**Task instructions**
Set the data down again, exactly as it reads, but without the pictures.

[Record extracts start]

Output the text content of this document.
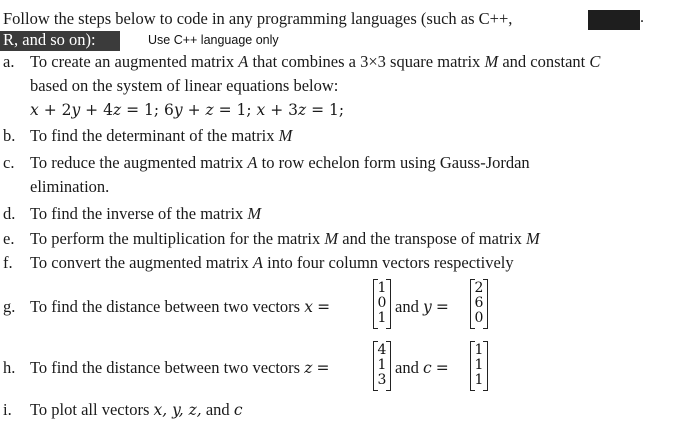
Follow the steps below to code in any programming languages (such as C++,	.
R, and so on):	Use C++ language only
a. To create an augmented matrix A that combines a 3×3 square matrix M and constant C
based on the system of linear equations below:
x + 2y + 4z = 1; 6y + z = 1; x + 3z = 1;
b. To find the determinant of the matrix M
c. To reduce the augmented matrix A to row echelon form using Gauss-Jordan
elimination.
d. To find the inverse of the matrix M
e. To perform the multiplication for the matrix M and the transpose of matrix M
f. To convert the augmented matrix A into four column vectors respectively
g. To find the distance between two vectors x =
1
0
1
and y =
2
6
0
h. To find the distance between two vectors z =
4
1
3
and c =
1
1
1
i. To plot all vectors x, y, z, and c
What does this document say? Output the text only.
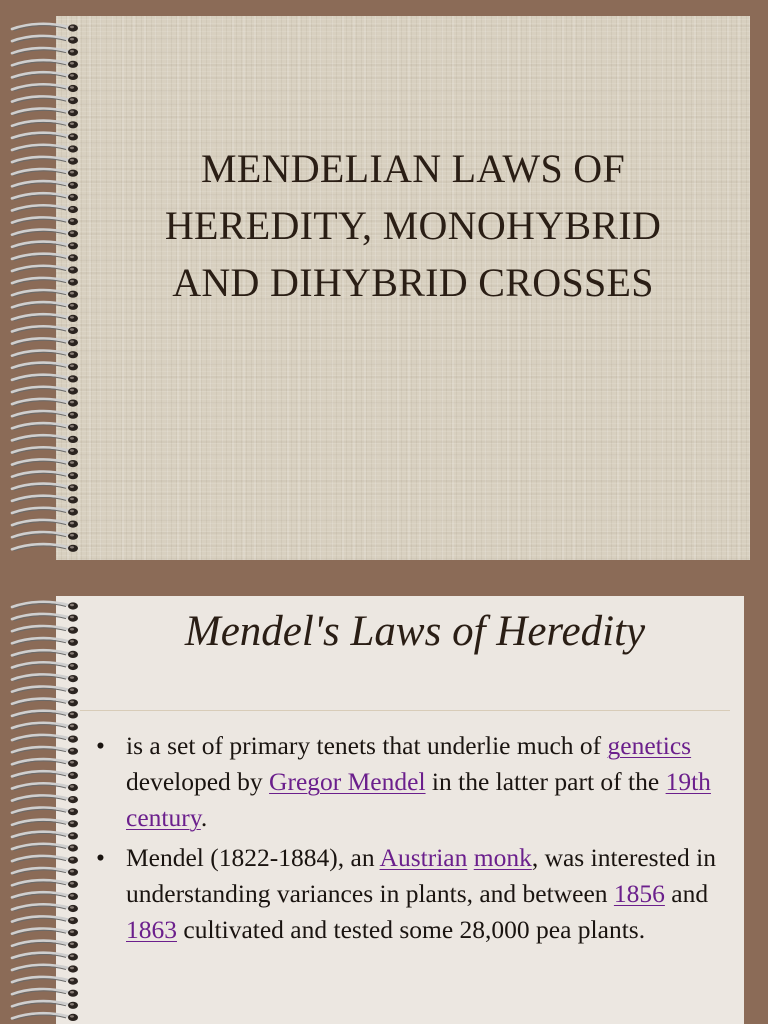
MENDELIAN LAWS OF
HEREDITY, MONOHYBRID
AND DIHYBRID CROSSES
Mendel's Laws of Heredity
• is a set of primary tenets that underlie much of genetics developed by Gregor Mendel in the latter part of the 19th century.
• Mendel (1822-1884), an Austrian monk, was interested in understanding variances in plants, and between 1856 and 1863 cultivated and tested some 28,000 pea plants.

[Record extracts end]

**Answer to this task**
Output the text content of this document.
Follow the steps below to code in any programming languages (such as C++,	.
R, and so on):	Use C++ language only
a. To create an augmented matrix A that combines a 3×3 square matrix M and constant C
based on the system of linear equations below:
x + 2y + 4z = 1; 6y + z = 1; x + 3z = 1;
b. To find the determinant of the matrix M
c. To reduce the augmented matrix A to row echelon form using Gauss-Jordan
elimination.
d. To find the inverse of the matrix M
e. To perform the multiplication for the matrix M and the transpose of matrix M
f. To convert the augmented matrix A into four column vectors respectively
g. To find the distance between two vectors x =
1
0
1
and y =
2
6
0
h. To find the distance between two vectors z =
4
1
3
and c =
1
1
1
i. To plot all vectors x, y, z, and c
What does this document say? Output the text only.
MENDELIAN LAWS OF
HEREDITY, MONOHYBRID
AND DIHYBRID CROSSES
Mendel's Laws of Heredity
• is a set of primary tenets that underlie much of genetics developed by Gregor Mendel in the latter part of the 19th century.
• Mendel (1822-1884), an Austrian monk, was interested in understanding variances in plants, and between 1856 and 1863 cultivated and tested some 28,000 pea plants.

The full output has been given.